[START OF SOURCE DATA]
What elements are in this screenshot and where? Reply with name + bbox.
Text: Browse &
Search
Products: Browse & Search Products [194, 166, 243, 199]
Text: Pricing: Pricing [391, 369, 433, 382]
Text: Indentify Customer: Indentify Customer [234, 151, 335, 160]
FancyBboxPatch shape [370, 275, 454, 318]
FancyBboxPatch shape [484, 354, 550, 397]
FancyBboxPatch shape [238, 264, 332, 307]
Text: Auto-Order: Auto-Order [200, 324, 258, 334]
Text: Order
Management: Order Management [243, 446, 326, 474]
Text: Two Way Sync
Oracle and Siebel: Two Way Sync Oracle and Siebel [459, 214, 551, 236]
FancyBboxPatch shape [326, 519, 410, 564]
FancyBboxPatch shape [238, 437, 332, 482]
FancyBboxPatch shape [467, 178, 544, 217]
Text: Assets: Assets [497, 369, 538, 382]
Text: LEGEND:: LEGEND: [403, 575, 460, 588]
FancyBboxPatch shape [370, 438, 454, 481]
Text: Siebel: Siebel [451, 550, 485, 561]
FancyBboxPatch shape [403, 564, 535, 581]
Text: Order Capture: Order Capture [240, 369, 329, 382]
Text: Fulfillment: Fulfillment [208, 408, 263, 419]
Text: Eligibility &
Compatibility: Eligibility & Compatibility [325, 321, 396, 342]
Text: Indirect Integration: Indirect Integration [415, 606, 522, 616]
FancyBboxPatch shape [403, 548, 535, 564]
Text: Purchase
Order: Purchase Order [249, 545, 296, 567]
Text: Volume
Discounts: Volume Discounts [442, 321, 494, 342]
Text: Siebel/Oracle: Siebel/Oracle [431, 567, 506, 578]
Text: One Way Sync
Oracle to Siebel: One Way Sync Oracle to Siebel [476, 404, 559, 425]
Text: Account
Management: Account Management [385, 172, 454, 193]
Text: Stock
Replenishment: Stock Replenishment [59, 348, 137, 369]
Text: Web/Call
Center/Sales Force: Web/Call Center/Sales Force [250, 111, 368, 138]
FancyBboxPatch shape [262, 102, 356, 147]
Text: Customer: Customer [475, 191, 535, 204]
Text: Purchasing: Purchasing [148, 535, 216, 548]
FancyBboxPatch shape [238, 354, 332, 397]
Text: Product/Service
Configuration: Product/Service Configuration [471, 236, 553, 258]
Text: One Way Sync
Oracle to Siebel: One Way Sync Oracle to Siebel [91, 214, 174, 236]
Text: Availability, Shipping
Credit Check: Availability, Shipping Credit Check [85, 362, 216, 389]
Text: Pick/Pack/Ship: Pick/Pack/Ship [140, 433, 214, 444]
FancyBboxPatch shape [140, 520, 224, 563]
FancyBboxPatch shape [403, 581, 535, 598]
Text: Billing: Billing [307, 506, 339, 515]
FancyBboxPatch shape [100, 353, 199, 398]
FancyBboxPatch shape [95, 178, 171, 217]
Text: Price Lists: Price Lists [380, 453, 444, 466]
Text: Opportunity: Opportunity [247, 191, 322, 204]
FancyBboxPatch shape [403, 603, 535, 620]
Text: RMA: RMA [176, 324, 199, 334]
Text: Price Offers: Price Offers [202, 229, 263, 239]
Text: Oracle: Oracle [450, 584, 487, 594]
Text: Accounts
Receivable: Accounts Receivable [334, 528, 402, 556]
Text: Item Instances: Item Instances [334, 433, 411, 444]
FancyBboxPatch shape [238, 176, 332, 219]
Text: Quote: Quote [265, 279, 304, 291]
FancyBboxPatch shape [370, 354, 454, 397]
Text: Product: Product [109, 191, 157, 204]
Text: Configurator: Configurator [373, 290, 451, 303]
[END OF SOURCE DATA]
▸ **WHAT THE EXERCISE ASKS**
Reproduce every line of the data above, keeping each character and line break unchanged.

▸ **RESULT OF THE TASK**
What elements are in this screenshot and where? Reply with name + bbox.
Text: Browse &
Search
Products: Browse & Search Products [194, 166, 243, 199]
Text: Pricing: Pricing [391, 369, 433, 382]
Text: Indentify Customer: Indentify Customer [234, 151, 335, 160]
FancyBboxPatch shape [370, 275, 454, 318]
FancyBboxPatch shape [484, 354, 550, 397]
FancyBboxPatch shape [238, 264, 332, 307]
Text: Auto-Order: Auto-Order [200, 324, 258, 334]
Text: Order
Management: Order Management [243, 446, 326, 474]
Text: Two Way Sync
Oracle and Siebel: Two Way Sync Oracle and Siebel [459, 214, 551, 236]
FancyBboxPatch shape [326, 519, 410, 564]
FancyBboxPatch shape [238, 437, 332, 482]
FancyBboxPatch shape [467, 178, 544, 217]
Text: Assets: Assets [497, 369, 538, 382]
Text: LEGEND:: LEGEND: [403, 575, 460, 588]
FancyBboxPatch shape [370, 438, 454, 481]
Text: Siebel: Siebel [451, 550, 485, 561]
FancyBboxPatch shape [403, 564, 535, 581]
Text: Order Capture: Order Capture [240, 369, 329, 382]
Text: Fulfillment: Fulfillment [208, 408, 263, 419]
Text: Eligibility &
Compatibility: Eligibility & Compatibility [325, 321, 396, 342]
Text: Indirect Integration: Indirect Integration [415, 606, 522, 616]
FancyBboxPatch shape [403, 548, 535, 564]
Text: Purchase
Order: Purchase Order [249, 545, 296, 567]
Text: Volume
Discounts: Volume Discounts [442, 321, 494, 342]
Text: Siebel/Oracle: Siebel/Oracle [431, 567, 506, 578]
Text: One Way Sync
Oracle to Siebel: One Way Sync Oracle to Siebel [476, 404, 559, 425]
Text: Account
Management: Account Management [385, 172, 454, 193]
Text: Stock
Replenishment: Stock Replenishment [59, 348, 137, 369]
Text: Web/Call
Center/Sales Force: Web/Call Center/Sales Force [250, 111, 368, 138]
FancyBboxPatch shape [262, 102, 356, 147]
Text: Customer: Customer [475, 191, 535, 204]
Text: Purchasing: Purchasing [148, 535, 216, 548]
FancyBboxPatch shape [238, 354, 332, 397]
Text: Product/Service
Configuration: Product/Service Configuration [471, 236, 553, 258]
Text: One Way Sync
Oracle to Siebel: One Way Sync Oracle to Siebel [91, 214, 174, 236]
Text: Availability, Shipping
Credit Check: Availability, Shipping Credit Check [85, 362, 216, 389]
Text: Pick/Pack/Ship: Pick/Pack/Ship [140, 433, 214, 444]
FancyBboxPatch shape [140, 520, 224, 563]
FancyBboxPatch shape [403, 581, 535, 598]
Text: Billing: Billing [307, 506, 339, 515]
FancyBboxPatch shape [100, 353, 199, 398]
FancyBboxPatch shape [95, 178, 171, 217]
Text: Price Lists: Price Lists [380, 453, 444, 466]
Text: Opportunity: Opportunity [247, 191, 322, 204]
FancyBboxPatch shape [403, 603, 535, 620]
Text: RMA: RMA [176, 324, 199, 334]
Text: Price Offers: Price Offers [202, 229, 263, 239]
Text: Oracle: Oracle [450, 584, 487, 594]
Text: Accounts
Receivable: Accounts Receivable [334, 528, 402, 556]
Text: Item Instances: Item Instances [334, 433, 411, 444]
FancyBboxPatch shape [238, 176, 332, 219]
Text: Quote: Quote [265, 279, 304, 291]
FancyBboxPatch shape [370, 354, 454, 397]
Text: Product: Product [109, 191, 157, 204]
Text: Configurator: Configurator [373, 290, 451, 303]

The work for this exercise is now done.